What is asked: Determine how many lines in the entries below include "content". The reply should be that number and nothing else.

Records:
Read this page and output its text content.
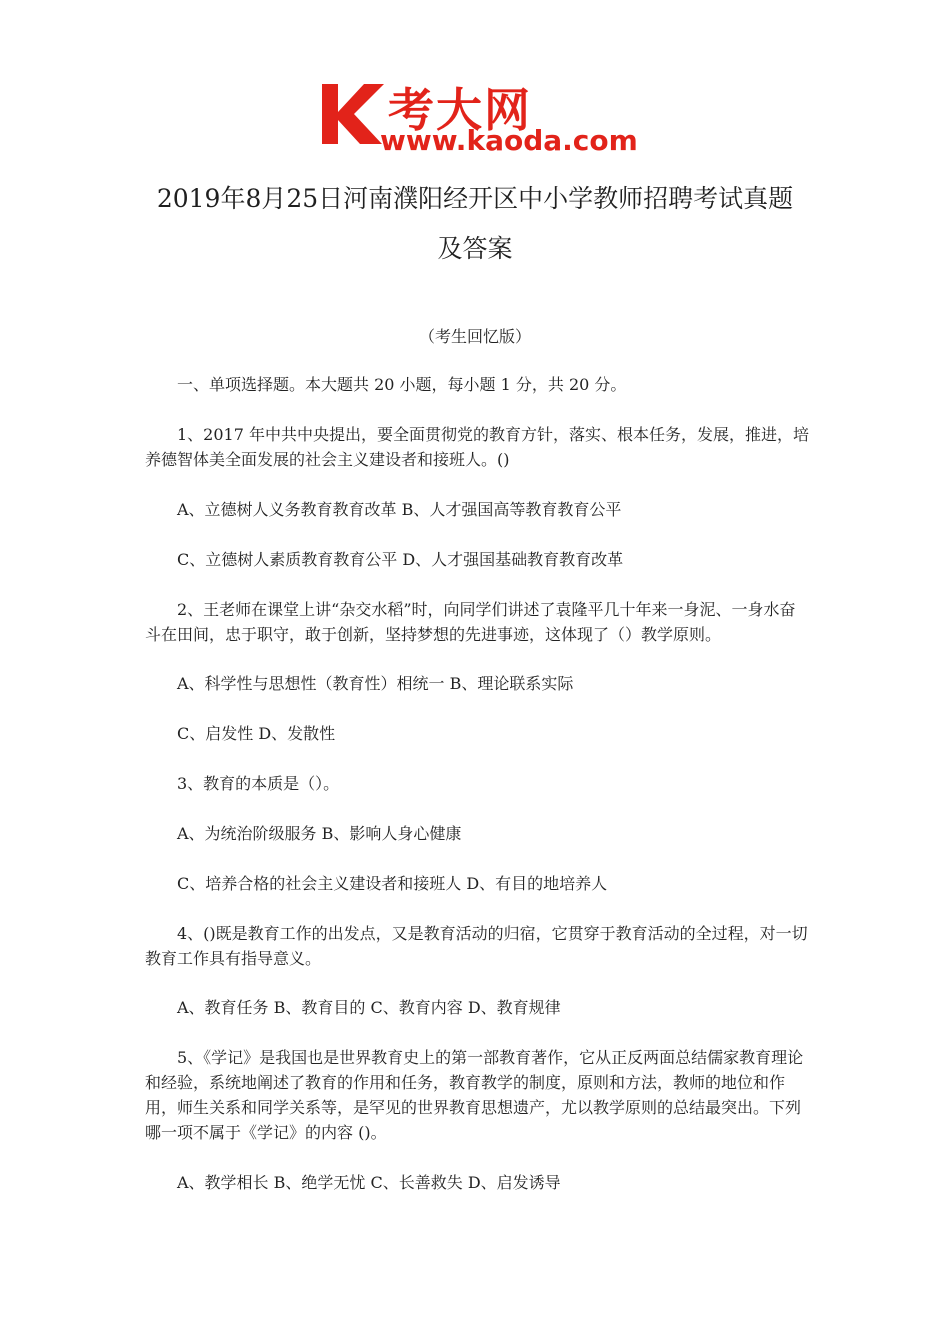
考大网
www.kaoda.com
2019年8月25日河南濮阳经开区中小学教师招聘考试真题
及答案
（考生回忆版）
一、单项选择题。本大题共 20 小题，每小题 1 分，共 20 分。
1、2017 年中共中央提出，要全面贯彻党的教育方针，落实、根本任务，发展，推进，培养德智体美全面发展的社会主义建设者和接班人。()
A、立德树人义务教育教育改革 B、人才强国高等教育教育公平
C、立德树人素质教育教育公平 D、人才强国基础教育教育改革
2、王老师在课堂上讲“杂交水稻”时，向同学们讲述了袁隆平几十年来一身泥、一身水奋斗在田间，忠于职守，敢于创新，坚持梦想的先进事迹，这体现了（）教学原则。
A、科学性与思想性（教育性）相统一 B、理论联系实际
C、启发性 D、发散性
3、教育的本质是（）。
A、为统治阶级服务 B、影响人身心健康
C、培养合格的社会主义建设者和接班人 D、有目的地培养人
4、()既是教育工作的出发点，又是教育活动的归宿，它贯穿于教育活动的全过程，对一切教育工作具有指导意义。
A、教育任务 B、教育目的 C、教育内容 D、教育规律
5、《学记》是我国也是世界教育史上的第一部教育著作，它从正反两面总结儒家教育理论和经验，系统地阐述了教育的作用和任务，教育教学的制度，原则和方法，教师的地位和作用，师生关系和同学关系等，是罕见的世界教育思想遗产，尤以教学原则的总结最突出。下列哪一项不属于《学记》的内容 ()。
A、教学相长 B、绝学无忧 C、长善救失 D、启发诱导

--

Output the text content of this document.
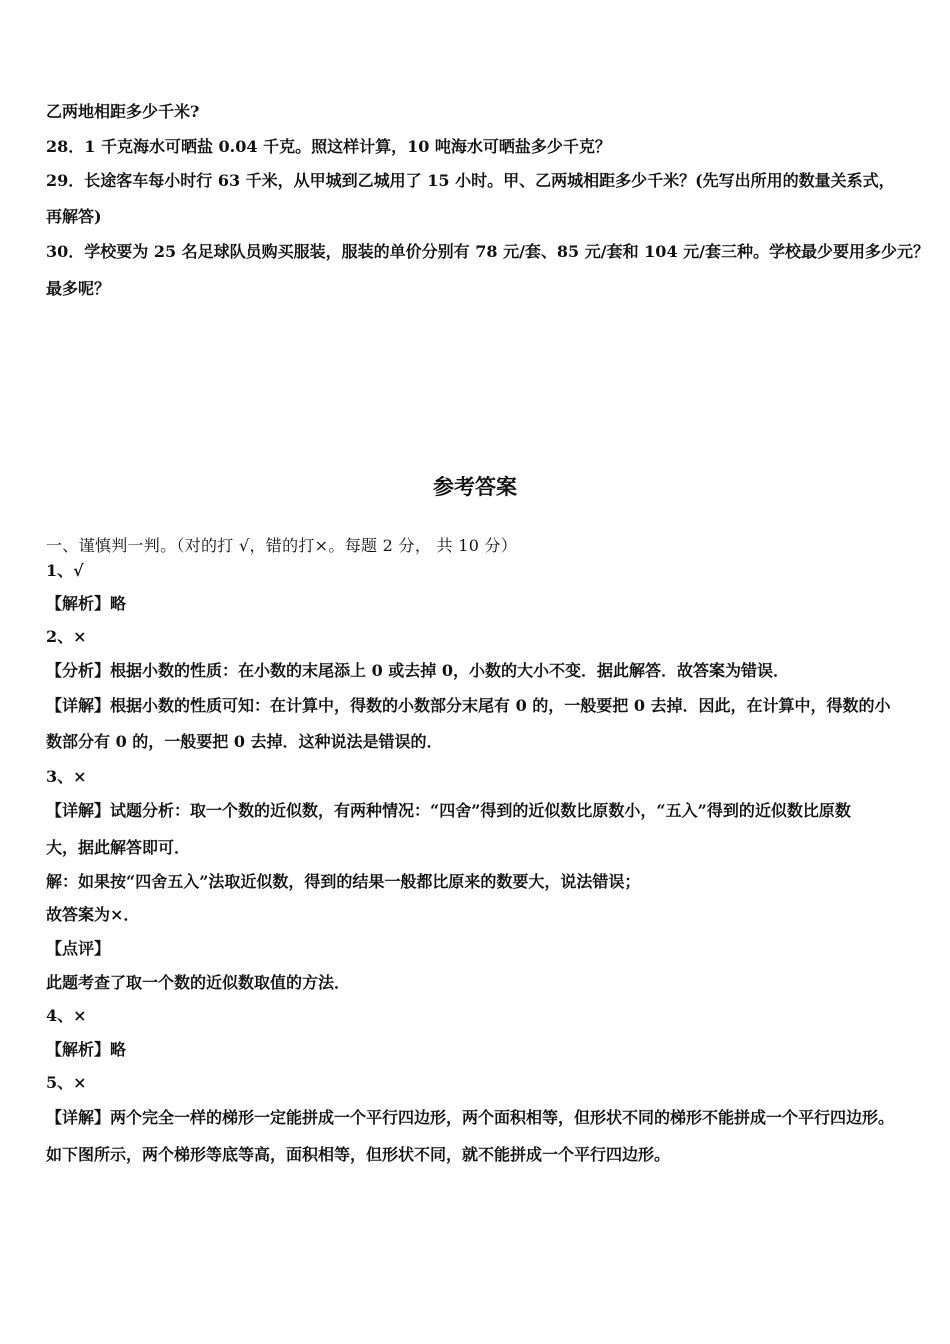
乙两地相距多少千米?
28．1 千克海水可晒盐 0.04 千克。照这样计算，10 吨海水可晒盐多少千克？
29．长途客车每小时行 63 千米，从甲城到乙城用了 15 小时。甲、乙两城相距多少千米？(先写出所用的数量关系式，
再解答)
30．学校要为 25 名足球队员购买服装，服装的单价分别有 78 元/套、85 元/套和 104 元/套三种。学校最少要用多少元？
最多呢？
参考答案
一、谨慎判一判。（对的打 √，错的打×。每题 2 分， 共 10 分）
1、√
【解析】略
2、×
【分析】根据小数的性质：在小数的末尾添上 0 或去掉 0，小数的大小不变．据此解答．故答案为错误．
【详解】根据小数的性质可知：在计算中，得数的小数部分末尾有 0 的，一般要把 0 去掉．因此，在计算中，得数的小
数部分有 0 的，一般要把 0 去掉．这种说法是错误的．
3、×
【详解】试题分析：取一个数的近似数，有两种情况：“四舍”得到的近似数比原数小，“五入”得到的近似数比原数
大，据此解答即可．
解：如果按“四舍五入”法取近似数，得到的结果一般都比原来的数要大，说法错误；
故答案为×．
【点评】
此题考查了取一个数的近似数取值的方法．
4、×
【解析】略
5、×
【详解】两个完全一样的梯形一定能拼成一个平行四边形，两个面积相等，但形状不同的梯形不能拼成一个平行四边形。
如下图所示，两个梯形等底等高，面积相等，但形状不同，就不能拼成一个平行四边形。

Answer to this exercise: 2